• [WRITTEN TASK]:
The answer is a single number: how many lines hold the string "Basic".

• [EXCERPTED DATA]:
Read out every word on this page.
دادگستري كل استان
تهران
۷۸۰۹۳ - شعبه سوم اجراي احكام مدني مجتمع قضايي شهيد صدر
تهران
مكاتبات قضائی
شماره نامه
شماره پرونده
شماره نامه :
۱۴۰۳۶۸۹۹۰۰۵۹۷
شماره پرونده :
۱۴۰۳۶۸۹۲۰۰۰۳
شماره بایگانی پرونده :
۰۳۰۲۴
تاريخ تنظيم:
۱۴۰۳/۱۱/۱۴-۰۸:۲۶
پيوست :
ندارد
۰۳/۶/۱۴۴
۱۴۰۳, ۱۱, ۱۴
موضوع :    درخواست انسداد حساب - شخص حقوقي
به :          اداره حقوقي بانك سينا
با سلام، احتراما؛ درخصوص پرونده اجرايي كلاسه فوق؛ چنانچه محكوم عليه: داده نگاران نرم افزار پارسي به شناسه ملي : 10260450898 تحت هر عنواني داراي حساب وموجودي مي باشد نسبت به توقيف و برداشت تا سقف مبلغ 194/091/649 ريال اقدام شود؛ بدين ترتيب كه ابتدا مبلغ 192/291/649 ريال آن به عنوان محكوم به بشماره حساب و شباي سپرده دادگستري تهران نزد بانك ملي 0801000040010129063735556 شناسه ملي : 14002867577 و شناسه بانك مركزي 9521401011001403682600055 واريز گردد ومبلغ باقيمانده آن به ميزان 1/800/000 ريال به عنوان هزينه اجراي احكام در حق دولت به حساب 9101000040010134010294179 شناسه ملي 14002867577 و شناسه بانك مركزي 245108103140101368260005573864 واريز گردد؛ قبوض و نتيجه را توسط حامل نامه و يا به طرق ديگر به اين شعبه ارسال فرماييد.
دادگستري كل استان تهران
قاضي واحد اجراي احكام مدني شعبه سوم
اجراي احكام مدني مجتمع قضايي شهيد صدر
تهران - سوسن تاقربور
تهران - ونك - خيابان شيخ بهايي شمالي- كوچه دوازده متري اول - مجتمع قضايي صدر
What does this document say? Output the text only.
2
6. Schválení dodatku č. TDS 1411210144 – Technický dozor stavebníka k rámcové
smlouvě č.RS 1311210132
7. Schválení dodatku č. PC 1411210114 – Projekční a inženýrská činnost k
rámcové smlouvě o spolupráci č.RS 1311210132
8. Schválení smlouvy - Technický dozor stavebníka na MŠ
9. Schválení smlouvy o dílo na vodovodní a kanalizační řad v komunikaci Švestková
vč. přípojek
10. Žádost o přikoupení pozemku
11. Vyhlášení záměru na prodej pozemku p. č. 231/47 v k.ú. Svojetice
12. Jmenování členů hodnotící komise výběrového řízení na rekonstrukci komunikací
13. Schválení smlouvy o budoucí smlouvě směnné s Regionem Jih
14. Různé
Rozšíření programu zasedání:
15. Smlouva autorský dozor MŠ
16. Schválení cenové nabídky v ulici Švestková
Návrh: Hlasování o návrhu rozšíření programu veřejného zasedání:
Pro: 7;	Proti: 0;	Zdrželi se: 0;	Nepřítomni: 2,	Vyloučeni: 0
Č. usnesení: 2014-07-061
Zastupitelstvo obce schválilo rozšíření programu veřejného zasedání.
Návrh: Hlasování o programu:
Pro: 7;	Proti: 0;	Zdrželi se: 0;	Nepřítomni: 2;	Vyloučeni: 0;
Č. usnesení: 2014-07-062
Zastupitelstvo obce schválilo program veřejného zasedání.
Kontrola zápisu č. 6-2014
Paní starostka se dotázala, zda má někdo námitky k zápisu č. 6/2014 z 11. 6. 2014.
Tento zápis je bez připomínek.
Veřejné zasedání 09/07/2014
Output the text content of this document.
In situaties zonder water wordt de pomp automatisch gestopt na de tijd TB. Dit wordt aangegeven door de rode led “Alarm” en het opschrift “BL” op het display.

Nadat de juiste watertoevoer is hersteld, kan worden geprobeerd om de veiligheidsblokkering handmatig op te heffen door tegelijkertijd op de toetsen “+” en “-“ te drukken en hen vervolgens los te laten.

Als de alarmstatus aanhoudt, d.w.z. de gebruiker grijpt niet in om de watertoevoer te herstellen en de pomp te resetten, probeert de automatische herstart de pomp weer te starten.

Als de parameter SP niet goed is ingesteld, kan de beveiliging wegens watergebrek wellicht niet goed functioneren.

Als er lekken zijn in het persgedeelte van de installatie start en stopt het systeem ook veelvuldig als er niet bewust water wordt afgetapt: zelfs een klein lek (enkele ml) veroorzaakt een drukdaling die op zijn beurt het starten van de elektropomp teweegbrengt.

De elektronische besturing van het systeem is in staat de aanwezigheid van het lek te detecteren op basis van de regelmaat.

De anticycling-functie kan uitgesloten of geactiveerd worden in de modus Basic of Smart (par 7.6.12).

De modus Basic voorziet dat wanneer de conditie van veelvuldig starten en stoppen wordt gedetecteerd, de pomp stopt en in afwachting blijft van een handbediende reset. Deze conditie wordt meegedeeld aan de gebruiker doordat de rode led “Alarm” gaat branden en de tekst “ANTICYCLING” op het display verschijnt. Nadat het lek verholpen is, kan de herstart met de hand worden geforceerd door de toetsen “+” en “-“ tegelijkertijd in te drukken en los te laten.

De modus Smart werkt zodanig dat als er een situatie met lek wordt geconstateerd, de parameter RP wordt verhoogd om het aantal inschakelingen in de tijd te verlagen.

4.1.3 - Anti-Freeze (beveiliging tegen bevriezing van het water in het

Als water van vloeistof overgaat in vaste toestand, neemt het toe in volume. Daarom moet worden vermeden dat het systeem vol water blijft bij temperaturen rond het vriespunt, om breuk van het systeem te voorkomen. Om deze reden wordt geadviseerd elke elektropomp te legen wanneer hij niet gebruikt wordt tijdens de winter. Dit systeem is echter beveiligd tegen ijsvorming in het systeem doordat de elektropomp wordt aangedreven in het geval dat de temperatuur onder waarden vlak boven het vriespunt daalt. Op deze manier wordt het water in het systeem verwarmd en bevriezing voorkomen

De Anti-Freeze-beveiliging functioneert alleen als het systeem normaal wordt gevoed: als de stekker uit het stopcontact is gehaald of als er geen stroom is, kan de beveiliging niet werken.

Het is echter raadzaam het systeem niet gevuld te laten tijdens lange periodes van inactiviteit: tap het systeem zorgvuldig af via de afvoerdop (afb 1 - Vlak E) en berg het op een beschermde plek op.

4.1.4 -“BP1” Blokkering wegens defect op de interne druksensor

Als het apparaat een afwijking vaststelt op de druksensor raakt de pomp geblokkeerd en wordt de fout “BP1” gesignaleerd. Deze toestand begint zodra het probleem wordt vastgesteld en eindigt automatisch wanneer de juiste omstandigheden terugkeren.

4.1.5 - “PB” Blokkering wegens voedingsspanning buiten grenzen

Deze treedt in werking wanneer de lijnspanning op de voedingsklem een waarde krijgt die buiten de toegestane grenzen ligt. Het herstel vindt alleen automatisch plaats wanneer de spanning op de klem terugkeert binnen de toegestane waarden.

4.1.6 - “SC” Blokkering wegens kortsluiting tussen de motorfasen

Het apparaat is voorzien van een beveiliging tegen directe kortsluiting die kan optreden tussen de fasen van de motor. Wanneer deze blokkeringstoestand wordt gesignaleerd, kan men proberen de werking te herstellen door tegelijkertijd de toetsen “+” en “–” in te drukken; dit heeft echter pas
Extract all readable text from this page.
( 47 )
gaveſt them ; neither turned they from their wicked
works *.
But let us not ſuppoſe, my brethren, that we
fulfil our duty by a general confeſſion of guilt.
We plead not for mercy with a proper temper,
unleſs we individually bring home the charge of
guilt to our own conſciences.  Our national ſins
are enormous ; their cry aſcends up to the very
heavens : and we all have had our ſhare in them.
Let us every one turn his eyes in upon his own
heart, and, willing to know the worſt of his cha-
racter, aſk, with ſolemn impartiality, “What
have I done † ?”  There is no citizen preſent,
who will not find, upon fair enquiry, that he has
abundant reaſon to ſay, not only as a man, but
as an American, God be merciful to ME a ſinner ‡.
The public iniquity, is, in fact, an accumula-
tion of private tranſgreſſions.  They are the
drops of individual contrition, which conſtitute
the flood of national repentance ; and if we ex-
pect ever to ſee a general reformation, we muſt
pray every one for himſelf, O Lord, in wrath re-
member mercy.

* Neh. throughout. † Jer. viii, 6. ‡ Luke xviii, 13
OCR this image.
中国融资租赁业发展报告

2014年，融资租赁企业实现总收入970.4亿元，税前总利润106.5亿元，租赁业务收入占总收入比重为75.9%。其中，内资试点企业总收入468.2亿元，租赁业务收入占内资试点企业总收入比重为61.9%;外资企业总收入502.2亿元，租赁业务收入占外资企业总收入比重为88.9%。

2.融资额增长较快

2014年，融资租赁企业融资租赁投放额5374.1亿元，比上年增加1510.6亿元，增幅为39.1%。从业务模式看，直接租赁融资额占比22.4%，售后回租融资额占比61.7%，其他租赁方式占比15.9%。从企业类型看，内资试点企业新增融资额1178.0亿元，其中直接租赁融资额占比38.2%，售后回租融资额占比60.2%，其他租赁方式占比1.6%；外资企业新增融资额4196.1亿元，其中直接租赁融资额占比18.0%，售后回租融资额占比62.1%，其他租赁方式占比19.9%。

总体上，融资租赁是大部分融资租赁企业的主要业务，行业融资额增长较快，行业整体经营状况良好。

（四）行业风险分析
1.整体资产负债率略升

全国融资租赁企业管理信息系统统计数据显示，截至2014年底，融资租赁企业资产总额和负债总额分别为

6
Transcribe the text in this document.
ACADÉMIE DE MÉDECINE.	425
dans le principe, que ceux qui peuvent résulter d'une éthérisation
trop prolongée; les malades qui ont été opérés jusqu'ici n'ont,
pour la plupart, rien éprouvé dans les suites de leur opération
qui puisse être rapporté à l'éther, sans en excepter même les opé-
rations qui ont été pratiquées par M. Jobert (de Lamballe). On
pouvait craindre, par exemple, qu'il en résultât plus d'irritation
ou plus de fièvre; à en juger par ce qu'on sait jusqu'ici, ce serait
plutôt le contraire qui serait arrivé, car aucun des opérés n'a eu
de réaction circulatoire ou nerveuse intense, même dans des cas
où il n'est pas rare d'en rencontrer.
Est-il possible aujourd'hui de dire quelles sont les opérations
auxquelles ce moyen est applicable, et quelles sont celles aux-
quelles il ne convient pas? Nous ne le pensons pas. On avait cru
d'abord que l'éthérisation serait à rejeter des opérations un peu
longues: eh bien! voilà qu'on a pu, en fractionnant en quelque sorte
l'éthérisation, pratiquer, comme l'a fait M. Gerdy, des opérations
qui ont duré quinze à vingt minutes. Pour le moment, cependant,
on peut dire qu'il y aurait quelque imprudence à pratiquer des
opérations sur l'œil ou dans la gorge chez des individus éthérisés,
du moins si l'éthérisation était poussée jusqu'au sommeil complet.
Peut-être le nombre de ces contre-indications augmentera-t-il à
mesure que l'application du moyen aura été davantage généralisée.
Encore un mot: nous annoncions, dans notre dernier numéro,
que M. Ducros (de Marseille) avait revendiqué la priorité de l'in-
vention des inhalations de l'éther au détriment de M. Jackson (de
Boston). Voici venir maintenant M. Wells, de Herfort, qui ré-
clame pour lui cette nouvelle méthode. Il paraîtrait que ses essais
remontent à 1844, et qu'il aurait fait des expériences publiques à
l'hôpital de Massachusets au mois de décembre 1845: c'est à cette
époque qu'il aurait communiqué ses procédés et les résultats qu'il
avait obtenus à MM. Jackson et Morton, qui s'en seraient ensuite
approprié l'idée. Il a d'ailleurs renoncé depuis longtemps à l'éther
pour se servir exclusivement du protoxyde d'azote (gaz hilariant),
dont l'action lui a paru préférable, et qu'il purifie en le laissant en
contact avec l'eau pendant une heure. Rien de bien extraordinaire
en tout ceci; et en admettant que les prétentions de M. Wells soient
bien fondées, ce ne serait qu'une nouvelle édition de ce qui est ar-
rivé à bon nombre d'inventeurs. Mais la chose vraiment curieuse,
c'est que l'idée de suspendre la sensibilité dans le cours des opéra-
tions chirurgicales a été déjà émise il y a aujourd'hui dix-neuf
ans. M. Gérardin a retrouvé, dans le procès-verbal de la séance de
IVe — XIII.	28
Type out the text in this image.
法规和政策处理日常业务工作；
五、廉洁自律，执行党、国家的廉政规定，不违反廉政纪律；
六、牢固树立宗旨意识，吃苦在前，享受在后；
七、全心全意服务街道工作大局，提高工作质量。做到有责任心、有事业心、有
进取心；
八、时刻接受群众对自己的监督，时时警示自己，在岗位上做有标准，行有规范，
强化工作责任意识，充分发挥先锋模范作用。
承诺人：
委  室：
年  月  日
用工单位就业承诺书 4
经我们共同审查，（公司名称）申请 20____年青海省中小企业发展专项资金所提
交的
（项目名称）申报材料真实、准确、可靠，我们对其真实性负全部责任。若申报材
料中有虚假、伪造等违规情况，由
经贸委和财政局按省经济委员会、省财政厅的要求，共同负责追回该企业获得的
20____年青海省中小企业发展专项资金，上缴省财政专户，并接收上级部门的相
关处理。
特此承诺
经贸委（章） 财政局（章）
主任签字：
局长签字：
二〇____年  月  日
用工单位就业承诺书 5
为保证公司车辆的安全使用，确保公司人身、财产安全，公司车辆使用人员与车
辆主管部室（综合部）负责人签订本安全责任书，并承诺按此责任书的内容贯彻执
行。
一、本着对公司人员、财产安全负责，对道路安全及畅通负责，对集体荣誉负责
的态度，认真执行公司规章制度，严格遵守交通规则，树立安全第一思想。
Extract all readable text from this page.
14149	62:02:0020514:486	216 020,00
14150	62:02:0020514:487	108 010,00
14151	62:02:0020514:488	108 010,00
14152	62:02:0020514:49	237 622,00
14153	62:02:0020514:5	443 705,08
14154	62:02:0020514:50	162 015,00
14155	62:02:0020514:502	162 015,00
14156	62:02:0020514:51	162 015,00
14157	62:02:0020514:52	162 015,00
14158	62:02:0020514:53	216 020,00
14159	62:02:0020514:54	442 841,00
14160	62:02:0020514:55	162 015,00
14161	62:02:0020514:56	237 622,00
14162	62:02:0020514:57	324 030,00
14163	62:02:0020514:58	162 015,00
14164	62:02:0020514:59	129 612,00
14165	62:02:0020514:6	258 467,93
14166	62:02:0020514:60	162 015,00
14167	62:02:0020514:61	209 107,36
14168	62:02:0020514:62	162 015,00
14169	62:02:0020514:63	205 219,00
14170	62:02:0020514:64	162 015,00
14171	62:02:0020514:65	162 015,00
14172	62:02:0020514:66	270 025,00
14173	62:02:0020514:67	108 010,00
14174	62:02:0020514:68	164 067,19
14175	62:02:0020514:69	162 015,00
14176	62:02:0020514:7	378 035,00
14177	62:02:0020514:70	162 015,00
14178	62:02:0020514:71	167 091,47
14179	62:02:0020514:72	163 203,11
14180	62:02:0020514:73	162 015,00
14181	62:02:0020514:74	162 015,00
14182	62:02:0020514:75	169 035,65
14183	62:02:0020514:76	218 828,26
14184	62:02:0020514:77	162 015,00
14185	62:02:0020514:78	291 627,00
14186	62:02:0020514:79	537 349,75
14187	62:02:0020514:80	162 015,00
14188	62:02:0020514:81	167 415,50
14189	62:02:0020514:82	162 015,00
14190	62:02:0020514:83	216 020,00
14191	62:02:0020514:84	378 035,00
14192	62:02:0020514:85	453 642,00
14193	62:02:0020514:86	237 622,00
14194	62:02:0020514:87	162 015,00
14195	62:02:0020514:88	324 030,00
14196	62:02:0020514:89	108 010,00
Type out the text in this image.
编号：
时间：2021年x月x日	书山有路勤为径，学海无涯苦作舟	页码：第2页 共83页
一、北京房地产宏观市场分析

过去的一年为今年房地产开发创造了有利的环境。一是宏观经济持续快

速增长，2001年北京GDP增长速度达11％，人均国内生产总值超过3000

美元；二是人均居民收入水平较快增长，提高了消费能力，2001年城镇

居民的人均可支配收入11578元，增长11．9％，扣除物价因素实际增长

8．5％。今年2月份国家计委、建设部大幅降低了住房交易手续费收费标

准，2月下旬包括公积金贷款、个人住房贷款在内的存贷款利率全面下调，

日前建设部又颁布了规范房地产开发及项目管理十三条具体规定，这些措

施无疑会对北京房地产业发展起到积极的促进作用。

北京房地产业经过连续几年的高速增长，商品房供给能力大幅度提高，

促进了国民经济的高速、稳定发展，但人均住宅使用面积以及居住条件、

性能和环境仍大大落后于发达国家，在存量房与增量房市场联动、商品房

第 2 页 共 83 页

• [THE OUTPUT]:
2